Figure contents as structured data
▬▬▬

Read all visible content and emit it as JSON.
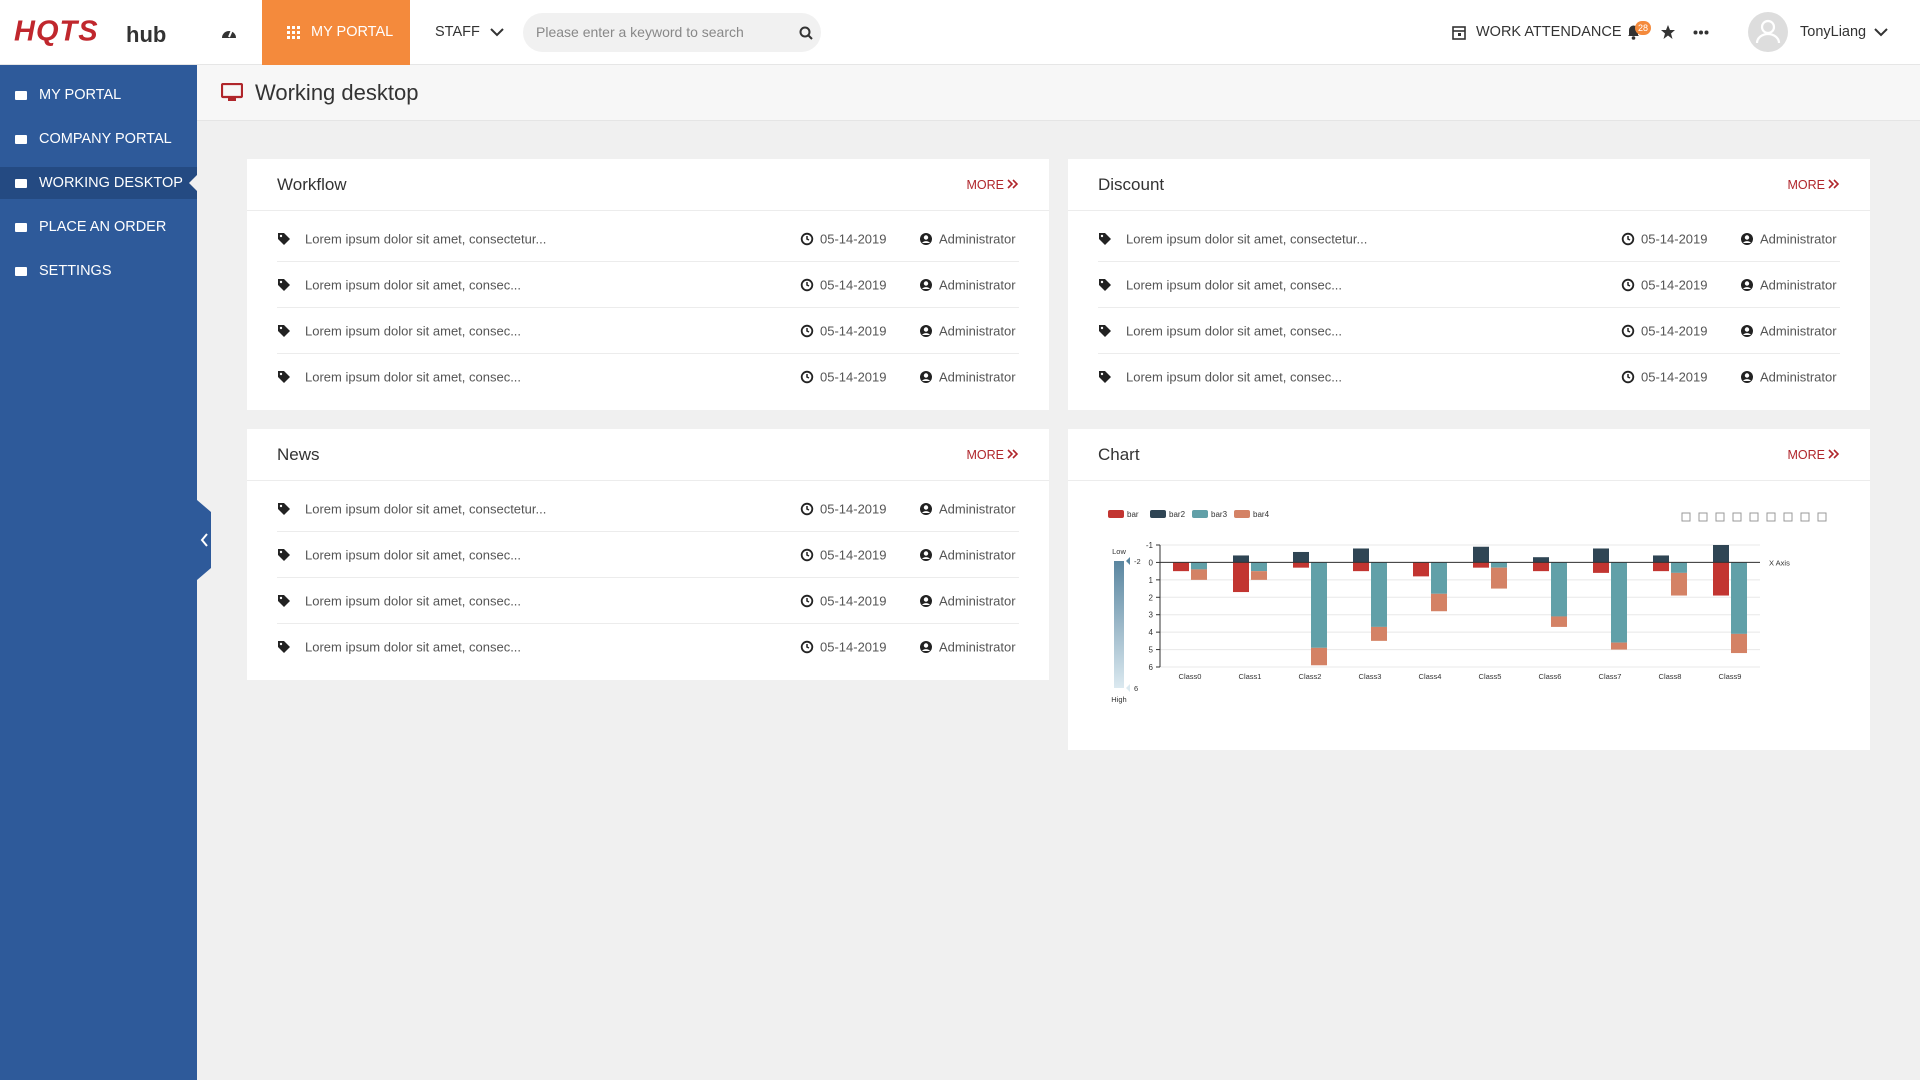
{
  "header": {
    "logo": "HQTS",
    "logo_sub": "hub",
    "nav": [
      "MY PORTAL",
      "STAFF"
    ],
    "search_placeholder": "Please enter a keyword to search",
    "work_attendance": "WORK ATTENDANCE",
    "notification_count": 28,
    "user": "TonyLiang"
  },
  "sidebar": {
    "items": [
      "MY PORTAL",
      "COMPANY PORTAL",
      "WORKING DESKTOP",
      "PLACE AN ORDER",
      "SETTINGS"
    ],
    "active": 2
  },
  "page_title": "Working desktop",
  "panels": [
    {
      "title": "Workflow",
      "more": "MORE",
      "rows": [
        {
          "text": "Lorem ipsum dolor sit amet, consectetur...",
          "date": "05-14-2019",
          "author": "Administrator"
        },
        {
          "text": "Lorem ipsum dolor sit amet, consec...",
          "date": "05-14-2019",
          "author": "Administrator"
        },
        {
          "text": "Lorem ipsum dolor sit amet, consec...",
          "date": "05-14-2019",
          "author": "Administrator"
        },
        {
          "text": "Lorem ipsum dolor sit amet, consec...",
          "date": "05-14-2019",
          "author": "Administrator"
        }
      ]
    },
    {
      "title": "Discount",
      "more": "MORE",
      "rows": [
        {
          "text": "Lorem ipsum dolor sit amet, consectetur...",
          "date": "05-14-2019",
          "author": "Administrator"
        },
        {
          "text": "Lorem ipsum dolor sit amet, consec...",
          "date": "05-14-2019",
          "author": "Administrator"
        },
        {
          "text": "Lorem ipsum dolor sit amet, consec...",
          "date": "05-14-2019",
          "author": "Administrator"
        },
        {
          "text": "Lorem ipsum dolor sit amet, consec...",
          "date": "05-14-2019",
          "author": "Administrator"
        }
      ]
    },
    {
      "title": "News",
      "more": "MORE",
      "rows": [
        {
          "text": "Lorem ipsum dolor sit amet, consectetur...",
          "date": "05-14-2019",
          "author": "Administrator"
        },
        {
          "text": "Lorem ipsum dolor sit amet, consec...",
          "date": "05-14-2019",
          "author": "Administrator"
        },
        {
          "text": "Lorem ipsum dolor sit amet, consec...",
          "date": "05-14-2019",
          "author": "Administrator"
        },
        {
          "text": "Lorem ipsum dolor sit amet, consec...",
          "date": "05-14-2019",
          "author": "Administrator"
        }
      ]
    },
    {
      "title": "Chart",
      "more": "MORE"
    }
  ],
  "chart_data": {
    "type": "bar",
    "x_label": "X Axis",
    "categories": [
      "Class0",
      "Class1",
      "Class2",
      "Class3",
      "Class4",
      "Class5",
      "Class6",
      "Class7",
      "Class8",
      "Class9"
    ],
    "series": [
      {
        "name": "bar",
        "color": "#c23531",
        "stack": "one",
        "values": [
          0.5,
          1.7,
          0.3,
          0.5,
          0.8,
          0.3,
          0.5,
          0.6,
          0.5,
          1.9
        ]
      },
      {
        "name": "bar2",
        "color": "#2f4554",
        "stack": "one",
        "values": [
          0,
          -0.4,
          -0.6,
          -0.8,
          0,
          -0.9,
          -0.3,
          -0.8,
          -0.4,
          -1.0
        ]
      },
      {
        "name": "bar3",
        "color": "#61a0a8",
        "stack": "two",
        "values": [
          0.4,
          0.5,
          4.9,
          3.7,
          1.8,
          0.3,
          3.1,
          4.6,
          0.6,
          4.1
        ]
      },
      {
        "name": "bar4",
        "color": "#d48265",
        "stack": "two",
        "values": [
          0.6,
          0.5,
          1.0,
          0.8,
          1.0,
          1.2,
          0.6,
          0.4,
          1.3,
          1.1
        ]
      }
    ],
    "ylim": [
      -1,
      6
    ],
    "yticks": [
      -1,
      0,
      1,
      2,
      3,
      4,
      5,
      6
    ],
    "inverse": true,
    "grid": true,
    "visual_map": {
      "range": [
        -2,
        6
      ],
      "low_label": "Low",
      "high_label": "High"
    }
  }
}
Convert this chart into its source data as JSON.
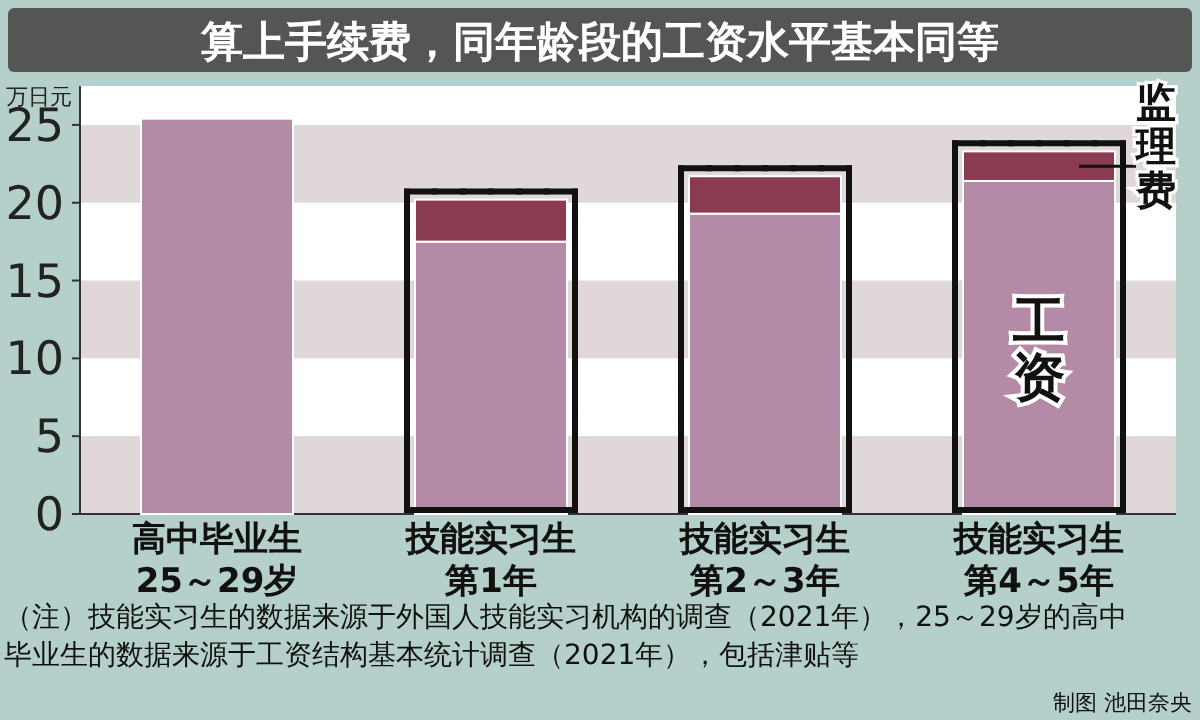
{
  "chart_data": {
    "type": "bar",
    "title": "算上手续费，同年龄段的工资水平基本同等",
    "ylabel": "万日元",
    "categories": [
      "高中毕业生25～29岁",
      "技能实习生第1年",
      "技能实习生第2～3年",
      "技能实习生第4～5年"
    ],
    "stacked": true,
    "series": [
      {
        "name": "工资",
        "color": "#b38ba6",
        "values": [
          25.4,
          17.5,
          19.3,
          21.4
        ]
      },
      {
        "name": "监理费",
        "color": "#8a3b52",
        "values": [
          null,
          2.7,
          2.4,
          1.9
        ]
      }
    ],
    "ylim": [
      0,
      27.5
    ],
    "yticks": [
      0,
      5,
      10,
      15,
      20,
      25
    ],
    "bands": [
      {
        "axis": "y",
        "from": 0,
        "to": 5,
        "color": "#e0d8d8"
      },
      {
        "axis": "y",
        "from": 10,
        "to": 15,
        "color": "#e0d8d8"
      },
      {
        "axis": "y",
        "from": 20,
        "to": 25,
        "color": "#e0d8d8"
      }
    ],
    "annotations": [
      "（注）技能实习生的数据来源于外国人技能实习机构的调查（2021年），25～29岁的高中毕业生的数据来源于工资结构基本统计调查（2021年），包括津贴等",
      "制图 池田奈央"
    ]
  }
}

▬▬▬

#### Set exercise:
Quote every entry exactly, with the pictures omitted.

#### Problem solution:
Read all visible content and emit it as JSON.
{
  "header": {
    "logo": "HQTS",
    "logo_sub": "hub",
    "nav": [
      "MY PORTAL",
      "STAFF"
    ],
    "search_placeholder": "Please enter a keyword to search",
    "work_attendance": "WORK ATTENDANCE",
    "notification_count": 28,
    "user": "TonyLiang"
  },
  "sidebar": {
    "items": [
      "MY PORTAL",
      "COMPANY PORTAL",
      "WORKING DESKTOP",
      "PLACE AN ORDER",
      "SETTINGS"
    ],
    "active": 2
  },
  "page_title": "Working desktop",
  "panels": [
    {
      "title": "Workflow",
      "more": "MORE",
      "rows": [
        {
          "text": "Lorem ipsum dolor sit amet, consectetur...",
          "date": "05-14-2019",
          "author": "Administrator"
        },
        {
          "text": "Lorem ipsum dolor sit amet, consec...",
          "date": "05-14-2019",
          "author": "Administrator"
        },
        {
          "text": "Lorem ipsum dolor sit amet, consec...",
          "date": "05-14-2019",
          "author": "Administrator"
        },
        {
          "text": "Lorem ipsum dolor sit amet, consec...",
          "date": "05-14-2019",
          "author": "Administrator"
        }
      ]
    },
    {
      "title": "Discount",
      "more": "MORE",
      "rows": [
        {
          "text": "Lorem ipsum dolor sit amet, consectetur...",
          "date": "05-14-2019",
          "author": "Administrator"
        },
        {
          "text": "Lorem ipsum dolor sit amet, consec...",
          "date": "05-14-2019",
          "author": "Administrator"
        },
        {
          "text": "Lorem ipsum dolor sit amet, consec...",
          "date": "05-14-2019",
          "author": "Administrator"
        },
        {
          "text": "Lorem ipsum dolor sit amet, consec...",
          "date": "05-14-2019",
          "author": "Administrator"
        }
      ]
    },
    {
      "title": "News",
      "more": "MORE",
      "rows": [
        {
          "text": "Lorem ipsum dolor sit amet, consectetur...",
          "date": "05-14-2019",
          "author": "Administrator"
        },
        {
          "text": "Lorem ipsum dolor sit amet, consec...",
          "date": "05-14-2019",
          "author": "Administrator"
        },
        {
          "text": "Lorem ipsum dolor sit amet, consec...",
          "date": "05-14-2019",
          "author": "Administrator"
        },
        {
          "text": "Lorem ipsum dolor sit amet, consec...",
          "date": "05-14-2019",
          "author": "Administrator"
        }
      ]
    },
    {
      "title": "Chart",
      "more": "MORE"
    }
  ],
  "chart_data": {
    "type": "bar",
    "x_label": "X Axis",
    "categories": [
      "Class0",
      "Class1",
      "Class2",
      "Class3",
      "Class4",
      "Class5",
      "Class6",
      "Class7",
      "Class8",
      "Class9"
    ],
    "series": [
      {
        "name": "bar",
        "color": "#c23531",
        "stack": "one",
        "values": [
          0.5,
          1.7,
          0.3,
          0.5,
          0.8,
          0.3,
          0.5,
          0.6,
          0.5,
          1.9
        ]
      },
      {
        "name": "bar2",
        "color": "#2f4554",
        "stack": "one",
        "values": [
          0,
          -0.4,
          -0.6,
          -0.8,
          0,
          -0.9,
          -0.3,
          -0.8,
          -0.4,
          -1.0
        ]
      },
      {
        "name": "bar3",
        "color": "#61a0a8",
        "stack": "two",
        "values": [
          0.4,
          0.5,
          4.9,
          3.7,
          1.8,
          0.3,
          3.1,
          4.6,
          0.6,
          4.1
        ]
      },
      {
        "name": "bar4",
        "color": "#d48265",
        "stack": "two",
        "values": [
          0.6,
          0.5,
          1.0,
          0.8,
          1.0,
          1.2,
          0.6,
          0.4,
          1.3,
          1.1
        ]
      }
    ],
    "ylim": [
      -1,
      6
    ],
    "yticks": [
      -1,
      0,
      1,
      2,
      3,
      4,
      5,
      6
    ],
    "inverse": true,
    "grid": true,
    "visual_map": {
      "range": [
        -2,
        6
      ],
      "low_label": "Low",
      "high_label": "High"
    }
  }
}
Convert this chart into its source data as JSON.
{
  "chart_data": {
    "type": "bar",
    "title": "算上手续费，同年龄段的工资水平基本同等",
    "ylabel": "万日元",
    "categories": [
      "高中毕业生25～29岁",
      "技能实习生第1年",
      "技能实习生第2～3年",
      "技能实习生第4～5年"
    ],
    "stacked": true,
    "series": [
      {
        "name": "工资",
        "color": "#b38ba6",
        "values": [
          25.4,
          17.5,
          19.3,
          21.4
        ]
      },
      {
        "name": "监理费",
        "color": "#8a3b52",
        "values": [
          null,
          2.7,
          2.4,
          1.9
        ]
      }
    ],
    "ylim": [
      0,
      27.5
    ],
    "yticks": [
      0,
      5,
      10,
      15,
      20,
      25
    ],
    "bands": [
      {
        "axis": "y",
        "from": 0,
        "to": 5,
        "color": "#e0d8d8"
      },
      {
        "axis": "y",
        "from": 10,
        "to": 15,
        "color": "#e0d8d8"
      },
      {
        "axis": "y",
        "from": 20,
        "to": 25,
        "color": "#e0d8d8"
      }
    ],
    "annotations": [
      "（注）技能实习生的数据来源于外国人技能实习机构的调查（2021年），25～29岁的高中毕业生的数据来源于工资结构基本统计调查（2021年），包括津贴等",
      "制图 池田奈央"
    ]
  }
}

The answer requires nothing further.